** Stated exercise **
Each entry below is to be extracted exactly.

** Task input **
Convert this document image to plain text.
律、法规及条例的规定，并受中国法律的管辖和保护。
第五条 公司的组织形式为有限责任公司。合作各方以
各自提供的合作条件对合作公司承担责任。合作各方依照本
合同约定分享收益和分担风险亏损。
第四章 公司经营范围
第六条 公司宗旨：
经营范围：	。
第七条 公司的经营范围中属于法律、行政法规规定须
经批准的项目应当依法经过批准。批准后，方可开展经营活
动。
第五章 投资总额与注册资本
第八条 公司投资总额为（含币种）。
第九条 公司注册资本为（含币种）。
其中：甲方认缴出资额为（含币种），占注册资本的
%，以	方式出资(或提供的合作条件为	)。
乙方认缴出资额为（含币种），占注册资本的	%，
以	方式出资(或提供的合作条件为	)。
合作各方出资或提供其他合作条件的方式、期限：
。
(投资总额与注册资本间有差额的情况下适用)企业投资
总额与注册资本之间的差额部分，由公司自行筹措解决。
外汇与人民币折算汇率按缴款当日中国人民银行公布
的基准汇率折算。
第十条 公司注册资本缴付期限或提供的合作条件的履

** Written solution **
Convert this document image to plain text.
律、法规及条例的规定，并受中国法律的管辖和保护。
第五条 公司的组织形式为有限责任公司。合作各方以
各自提供的合作条件对合作公司承担责任。合作各方依照本
合同约定分享收益和分担风险亏损。
第四章 公司经营范围
第六条 公司宗旨：
经营范围：	。
第七条 公司的经营范围中属于法律、行政法规规定须
经批准的项目应当依法经过批准。批准后，方可开展经营活
动。
第五章 投资总额与注册资本
第八条 公司投资总额为（含币种）。
第九条 公司注册资本为（含币种）。
其中：甲方认缴出资额为（含币种），占注册资本的
%，以	方式出资(或提供的合作条件为	)。
乙方认缴出资额为（含币种），占注册资本的	%，
以	方式出资(或提供的合作条件为	)。
合作各方出资或提供其他合作条件的方式、期限：
。
(投资总额与注册资本间有差额的情况下适用)企业投资
总额与注册资本之间的差额部分，由公司自行筹措解决。
外汇与人民币折算汇率按缴款当日中国人民银行公布
的基准汇率折算。
第十条 公司注册资本缴付期限或提供的合作条件的履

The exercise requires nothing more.